- _Material supplied_
* Begin *

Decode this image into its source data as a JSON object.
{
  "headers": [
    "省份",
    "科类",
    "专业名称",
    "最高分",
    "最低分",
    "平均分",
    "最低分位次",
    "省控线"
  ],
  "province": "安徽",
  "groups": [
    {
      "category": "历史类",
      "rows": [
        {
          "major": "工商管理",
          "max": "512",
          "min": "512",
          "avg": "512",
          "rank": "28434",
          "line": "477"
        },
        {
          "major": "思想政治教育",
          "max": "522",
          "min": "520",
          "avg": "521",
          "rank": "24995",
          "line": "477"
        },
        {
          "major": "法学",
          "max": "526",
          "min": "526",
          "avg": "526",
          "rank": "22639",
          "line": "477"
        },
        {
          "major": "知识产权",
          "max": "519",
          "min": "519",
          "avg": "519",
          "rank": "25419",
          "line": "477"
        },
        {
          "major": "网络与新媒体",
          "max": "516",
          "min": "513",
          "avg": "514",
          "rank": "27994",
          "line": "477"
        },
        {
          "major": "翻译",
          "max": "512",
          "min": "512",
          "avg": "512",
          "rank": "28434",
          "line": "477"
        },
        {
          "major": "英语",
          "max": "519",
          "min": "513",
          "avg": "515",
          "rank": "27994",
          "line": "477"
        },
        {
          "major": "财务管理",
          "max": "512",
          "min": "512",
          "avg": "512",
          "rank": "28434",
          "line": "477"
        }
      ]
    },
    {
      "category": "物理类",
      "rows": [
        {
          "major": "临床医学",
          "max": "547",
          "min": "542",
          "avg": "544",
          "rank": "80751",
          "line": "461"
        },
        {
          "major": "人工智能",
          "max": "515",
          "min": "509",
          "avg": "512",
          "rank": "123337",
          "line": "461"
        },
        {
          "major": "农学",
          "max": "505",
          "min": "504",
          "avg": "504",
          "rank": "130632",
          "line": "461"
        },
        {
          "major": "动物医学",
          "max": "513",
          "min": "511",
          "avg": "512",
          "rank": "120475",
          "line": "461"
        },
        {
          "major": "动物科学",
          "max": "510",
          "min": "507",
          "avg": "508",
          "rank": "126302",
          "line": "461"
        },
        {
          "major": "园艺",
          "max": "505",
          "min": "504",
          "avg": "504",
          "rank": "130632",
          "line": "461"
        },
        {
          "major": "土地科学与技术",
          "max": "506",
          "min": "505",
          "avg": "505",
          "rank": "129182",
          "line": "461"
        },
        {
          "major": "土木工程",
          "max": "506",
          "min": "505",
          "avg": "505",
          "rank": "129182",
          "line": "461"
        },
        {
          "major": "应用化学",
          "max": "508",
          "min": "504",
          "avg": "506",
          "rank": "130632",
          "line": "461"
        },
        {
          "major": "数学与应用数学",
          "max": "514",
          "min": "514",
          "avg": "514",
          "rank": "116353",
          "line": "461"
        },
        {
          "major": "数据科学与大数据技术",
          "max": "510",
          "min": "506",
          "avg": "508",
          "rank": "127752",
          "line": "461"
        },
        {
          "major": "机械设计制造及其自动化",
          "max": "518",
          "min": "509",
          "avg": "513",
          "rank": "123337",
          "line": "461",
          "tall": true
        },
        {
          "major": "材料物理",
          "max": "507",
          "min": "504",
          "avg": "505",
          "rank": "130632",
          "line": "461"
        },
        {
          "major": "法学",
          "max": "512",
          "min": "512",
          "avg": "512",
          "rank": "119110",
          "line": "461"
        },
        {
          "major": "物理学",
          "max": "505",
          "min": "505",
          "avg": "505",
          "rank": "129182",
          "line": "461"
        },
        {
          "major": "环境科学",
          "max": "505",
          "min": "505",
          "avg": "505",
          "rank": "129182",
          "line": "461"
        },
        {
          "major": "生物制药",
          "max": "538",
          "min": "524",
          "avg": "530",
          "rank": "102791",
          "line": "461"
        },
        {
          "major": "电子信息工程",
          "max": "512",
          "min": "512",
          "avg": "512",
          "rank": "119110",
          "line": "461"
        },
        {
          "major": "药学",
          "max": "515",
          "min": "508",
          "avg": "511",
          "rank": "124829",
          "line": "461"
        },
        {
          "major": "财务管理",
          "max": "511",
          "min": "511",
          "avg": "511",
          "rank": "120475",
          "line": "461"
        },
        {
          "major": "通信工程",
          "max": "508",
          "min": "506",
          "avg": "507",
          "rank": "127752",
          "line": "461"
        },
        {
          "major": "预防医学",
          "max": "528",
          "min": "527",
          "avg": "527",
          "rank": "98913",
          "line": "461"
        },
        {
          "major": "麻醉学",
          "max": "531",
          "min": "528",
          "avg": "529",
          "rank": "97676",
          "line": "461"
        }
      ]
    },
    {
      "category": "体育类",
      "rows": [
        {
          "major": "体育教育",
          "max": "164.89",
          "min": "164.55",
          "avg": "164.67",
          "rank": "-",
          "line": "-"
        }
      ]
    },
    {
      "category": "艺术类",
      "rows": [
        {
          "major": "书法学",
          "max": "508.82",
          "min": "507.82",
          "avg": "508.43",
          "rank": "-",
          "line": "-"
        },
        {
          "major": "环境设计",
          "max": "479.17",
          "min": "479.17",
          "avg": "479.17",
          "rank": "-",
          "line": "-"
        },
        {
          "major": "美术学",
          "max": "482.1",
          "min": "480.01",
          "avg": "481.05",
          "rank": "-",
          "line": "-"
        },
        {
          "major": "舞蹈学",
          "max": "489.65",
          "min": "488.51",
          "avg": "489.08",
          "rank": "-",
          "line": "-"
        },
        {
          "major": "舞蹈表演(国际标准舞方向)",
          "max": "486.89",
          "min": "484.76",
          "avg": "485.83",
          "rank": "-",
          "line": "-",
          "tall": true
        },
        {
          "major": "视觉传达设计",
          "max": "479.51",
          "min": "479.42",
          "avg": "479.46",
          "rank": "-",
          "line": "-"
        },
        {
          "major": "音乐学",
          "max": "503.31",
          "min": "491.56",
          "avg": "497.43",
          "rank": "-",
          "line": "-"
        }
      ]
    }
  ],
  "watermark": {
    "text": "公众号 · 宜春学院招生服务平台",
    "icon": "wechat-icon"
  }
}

* End *

- _Objective_
Repeat the records above exactly, leaving none out.

- _Output_
Decode this image into its source data as a JSON object.
{
  "headers": [
    "省份",
    "科类",
    "专业名称",
    "最高分",
    "最低分",
    "平均分",
    "最低分位次",
    "省控线"
  ],
  "province": "安徽",
  "groups": [
    {
      "category": "历史类",
      "rows": [
        {
          "major": "工商管理",
          "max": "512",
          "min": "512",
          "avg": "512",
          "rank": "28434",
          "line": "477"
        },
        {
          "major": "思想政治教育",
          "max": "522",
          "min": "520",
          "avg": "521",
          "rank": "24995",
          "line": "477"
        },
        {
          "major": "法学",
          "max": "526",
          "min": "526",
          "avg": "526",
          "rank": "22639",
          "line": "477"
        },
        {
          "major": "知识产权",
          "max": "519",
          "min": "519",
          "avg": "519",
          "rank": "25419",
          "line": "477"
        },
        {
          "major": "网络与新媒体",
          "max": "516",
          "min": "513",
          "avg": "514",
          "rank": "27994",
          "line": "477"
        },
        {
          "major": "翻译",
          "max": "512",
          "min": "512",
          "avg": "512",
          "rank": "28434",
          "line": "477"
        },
        {
          "major": "英语",
          "max": "519",
          "min": "513",
          "avg": "515",
          "rank": "27994",
          "line": "477"
        },
        {
          "major": "财务管理",
          "max": "512",
          "min": "512",
          "avg": "512",
          "rank": "28434",
          "line": "477"
        }
      ]
    },
    {
      "category": "物理类",
      "rows": [
        {
          "major": "临床医学",
          "max": "547",
          "min": "542",
          "avg": "544",
          "rank": "80751",
          "line": "461"
        },
        {
          "major": "人工智能",
          "max": "515",
          "min": "509",
          "avg": "512",
          "rank": "123337",
          "line": "461"
        },
        {
          "major": "农学",
          "max": "505",
          "min": "504",
          "avg": "504",
          "rank": "130632",
          "line": "461"
        },
        {
          "major": "动物医学",
          "max": "513",
          "min": "511",
          "avg": "512",
          "rank": "120475",
          "line": "461"
        },
        {
          "major": "动物科学",
          "max": "510",
          "min": "507",
          "avg": "508",
          "rank": "126302",
          "line": "461"
        },
        {
          "major": "园艺",
          "max": "505",
          "min": "504",
          "avg": "504",
          "rank": "130632",
          "line": "461"
        },
        {
          "major": "土地科学与技术",
          "max": "506",
          "min": "505",
          "avg": "505",
          "rank": "129182",
          "line": "461"
        },
        {
          "major": "土木工程",
          "max": "506",
          "min": "505",
          "avg": "505",
          "rank": "129182",
          "line": "461"
        },
        {
          "major": "应用化学",
          "max": "508",
          "min": "504",
          "avg": "506",
          "rank": "130632",
          "line": "461"
        },
        {
          "major": "数学与应用数学",
          "max": "514",
          "min": "514",
          "avg": "514",
          "rank": "116353",
          "line": "461"
        },
        {
          "major": "数据科学与大数据技术",
          "max": "510",
          "min": "506",
          "avg": "508",
          "rank": "127752",
          "line": "461"
        },
        {
          "major": "机械设计制造及其自动化",
          "max": "518",
          "min": "509",
          "avg": "513",
          "rank": "123337",
          "line": "461",
          "tall": true
        },
        {
          "major": "材料物理",
          "max": "507",
          "min": "504",
          "avg": "505",
          "rank": "130632",
          "line": "461"
        },
        {
          "major": "法学",
          "max": "512",
          "min": "512",
          "avg": "512",
          "rank": "119110",
          "line": "461"
        },
        {
          "major": "物理学",
          "max": "505",
          "min": "505",
          "avg": "505",
          "rank": "129182",
          "line": "461"
        },
        {
          "major": "环境科学",
          "max": "505",
          "min": "505",
          "avg": "505",
          "rank": "129182",
          "line": "461"
        },
        {
          "major": "生物制药",
          "max": "538",
          "min": "524",
          "avg": "530",
          "rank": "102791",
          "line": "461"
        },
        {
          "major": "电子信息工程",
          "max": "512",
          "min": "512",
          "avg": "512",
          "rank": "119110",
          "line": "461"
        },
        {
          "major": "药学",
          "max": "515",
          "min": "508",
          "avg": "511",
          "rank": "124829",
          "line": "461"
        },
        {
          "major": "财务管理",
          "max": "511",
          "min": "511",
          "avg": "511",
          "rank": "120475",
          "line": "461"
        },
        {
          "major": "通信工程",
          "max": "508",
          "min": "506",
          "avg": "507",
          "rank": "127752",
          "line": "461"
        },
        {
          "major": "预防医学",
          "max": "528",
          "min": "527",
          "avg": "527",
          "rank": "98913",
          "line": "461"
        },
        {
          "major": "麻醉学",
          "max": "531",
          "min": "528",
          "avg": "529",
          "rank": "97676",
          "line": "461"
        }
      ]
    },
    {
      "category": "体育类",
      "rows": [
        {
          "major": "体育教育",
          "max": "164.89",
          "min": "164.55",
          "avg": "164.67",
          "rank": "-",
          "line": "-"
        }
      ]
    },
    {
      "category": "艺术类",
      "rows": [
        {
          "major": "书法学",
          "max": "508.82",
          "min": "507.82",
          "avg": "508.43",
          "rank": "-",
          "line": "-"
        },
        {
          "major": "环境设计",
          "max": "479.17",
          "min": "479.17",
          "avg": "479.17",
          "rank": "-",
          "line": "-"
        },
        {
          "major": "美术学",
          "max": "482.1",
          "min": "480.01",
          "avg": "481.05",
          "rank": "-",
          "line": "-"
        },
        {
          "major": "舞蹈学",
          "max": "489.65",
          "min": "488.51",
          "avg": "489.08",
          "rank": "-",
          "line": "-"
        },
        {
          "major": "舞蹈表演(国际标准舞方向)",
          "max": "486.89",
          "min": "484.76",
          "avg": "485.83",
          "rank": "-",
          "line": "-",
          "tall": true
        },
        {
          "major": "视觉传达设计",
          "max": "479.51",
          "min": "479.42",
          "avg": "479.46",
          "rank": "-",
          "line": "-"
        },
        {
          "major": "音乐学",
          "max": "503.31",
          "min": "491.56",
          "avg": "497.43",
          "rank": "-",
          "line": "-"
        }
      ]
    }
  ],
  "watermark": {
    "text": "公众号 · 宜春学院招生服务平台",
    "icon": "wechat-icon"
  }
}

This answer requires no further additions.